#### PROBLEMS AND TASKS
**1)** In the Berlin Marathon report, what time did Guye Adola run to take second place?
**2)** Rewrite the Berlin Marathon report from "While top stars" to "third with 2:20:53.", with "debutant" changed to "newcomer".
**3)** Which runners from Ethiopia does the Berlin Marathon report name?
## START QUOTED TEXT
Eliud Kipchoge confirmed his position as the world’s number one marathon runner by taking a dramatic win in the BMW BERLIN-MARATHON. The Kenyan clocked a world leading time of 2:03:32 after coming from behind. In difficult weather conditions with rain and high humidity the world record set by Kenya’s Dennis Kimetto in Berlin in 2014 with 2:02:57 was out of reach in the final part of the race. However Kipchoge can add another superlative to his collection: No one has ever run faster in such conditions. The 32 year-old clocked a „rain world record“ in Berlin on Sunday.
While top stars Kenenisa Bekele of Ethiopia and Kenya’s Wilson Kipsang did not even manage to finish a debutant caused a major surprise: Guye Adola of Ethiopia was leading the race until close to the 40 k mark, when Olympic Champion Kipchoge caught him and then surged ahead. Adola clocked 2:03:46 for second place, which is the fastest debut ever recorded on a record eligible course. Fellow-Ethiopian Mosinet Geremew took third place in 2:06:12.
For the second time after 2015 Gladys Cherono took Germany’s most spectacular running event. The Kenyan clocked a world-class time of 2:20:23 after suffering in the final stages. Ruti Aga of Ethiopia was second in 2:20:41 while Kenya’s Valary Aiyabei took third with 2:20:53.
## END QUOTED TEXT
## START DATASET EXCERPT
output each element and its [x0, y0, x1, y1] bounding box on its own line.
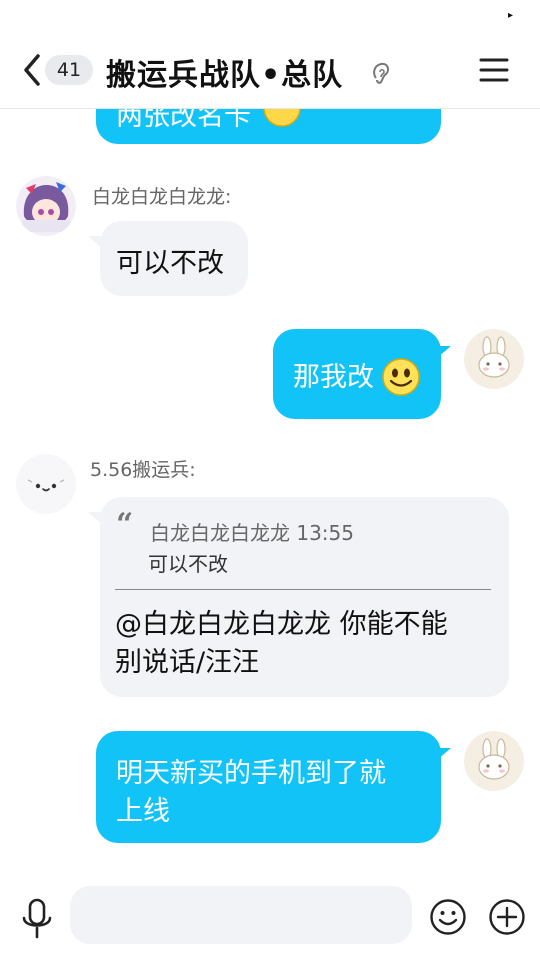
## END DATASET EXCERPT
#### SET OF ANSWERS
**1)** 2:03:46

**2)**
While top stars Kenenisa Bekele of Ethiopia and Kenya’s Wilson Kipsang did not even manage to finish a newcomer caused a major surprise: Guye Adola of Ethiopia was leading the race until close to the 40 k mark, when Olympic Champion Kipchoge caught him and then surged ahead. Adola clocked 2:03:46 for second place, which is the fastest debut ever recorded on a record eligible course. Fellow-Ethiopian Mosinet Geremew took third place in 2:06:12.
For the second time after 2015 Gladys Cherono took Germany’s most spectacular running event. The Kenyan clocked a world-class time of 2:20:23 after suffering in the final stages. Ruti Aga of Ethiopia was second in 2:20:41 while Kenya’s Valary Aiyabei took third with 2:20:53.

**3)** Kenenisa Bekele, Guye Adola, Mosinet Geremew, Ruti Aga